▸ Directions
Exact repetition is required: output every record in full.

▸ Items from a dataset
--

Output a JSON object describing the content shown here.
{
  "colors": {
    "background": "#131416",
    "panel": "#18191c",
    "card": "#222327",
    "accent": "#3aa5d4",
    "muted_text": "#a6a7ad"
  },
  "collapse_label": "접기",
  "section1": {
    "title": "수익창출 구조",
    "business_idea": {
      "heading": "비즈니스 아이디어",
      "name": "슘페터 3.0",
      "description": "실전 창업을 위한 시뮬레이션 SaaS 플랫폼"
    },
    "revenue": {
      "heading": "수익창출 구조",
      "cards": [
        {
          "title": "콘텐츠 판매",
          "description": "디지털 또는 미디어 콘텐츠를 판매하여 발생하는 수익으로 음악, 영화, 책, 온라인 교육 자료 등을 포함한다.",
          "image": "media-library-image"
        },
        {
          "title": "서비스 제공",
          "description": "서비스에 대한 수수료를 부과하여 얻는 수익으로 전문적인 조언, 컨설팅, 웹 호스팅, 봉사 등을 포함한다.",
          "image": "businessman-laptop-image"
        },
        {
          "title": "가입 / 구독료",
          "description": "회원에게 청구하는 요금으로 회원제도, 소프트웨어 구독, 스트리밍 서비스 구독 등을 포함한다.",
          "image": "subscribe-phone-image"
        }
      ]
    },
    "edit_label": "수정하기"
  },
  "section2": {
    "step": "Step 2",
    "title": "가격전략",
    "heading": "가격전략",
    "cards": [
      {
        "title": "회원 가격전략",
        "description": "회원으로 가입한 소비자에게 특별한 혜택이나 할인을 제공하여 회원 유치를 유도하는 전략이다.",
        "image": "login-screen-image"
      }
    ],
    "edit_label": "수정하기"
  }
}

--

▸ The output
Output a JSON object describing the content shown here.
{
  "colors": {
    "background": "#131416",
    "panel": "#18191c",
    "card": "#222327",
    "accent": "#3aa5d4",
    "muted_text": "#a6a7ad"
  },
  "collapse_label": "접기",
  "section1": {
    "title": "수익창출 구조",
    "business_idea": {
      "heading": "비즈니스 아이디어",
      "name": "슘페터 3.0",
      "description": "실전 창업을 위한 시뮬레이션 SaaS 플랫폼"
    },
    "revenue": {
      "heading": "수익창출 구조",
      "cards": [
        {
          "title": "콘텐츠 판매",
          "description": "디지털 또는 미디어 콘텐츠를 판매하여 발생하는 수익으로 음악, 영화, 책, 온라인 교육 자료 등을 포함한다.",
          "image": "media-library-image"
        },
        {
          "title": "서비스 제공",
          "description": "서비스에 대한 수수료를 부과하여 얻는 수익으로 전문적인 조언, 컨설팅, 웹 호스팅, 봉사 등을 포함한다.",
          "image": "businessman-laptop-image"
        },
        {
          "title": "가입 / 구독료",
          "description": "회원에게 청구하는 요금으로 회원제도, 소프트웨어 구독, 스트리밍 서비스 구독 등을 포함한다.",
          "image": "subscribe-phone-image"
        }
      ]
    },
    "edit_label": "수정하기"
  },
  "section2": {
    "step": "Step 2",
    "title": "가격전략",
    "heading": "가격전략",
    "cards": [
      {
        "title": "회원 가격전략",
        "description": "회원으로 가입한 소비자에게 특별한 혜택이나 할인을 제공하여 회원 유치를 유도하는 전략이다.",
        "image": "login-screen-image"
      }
    ],
    "edit_label": "수정하기"
  }
}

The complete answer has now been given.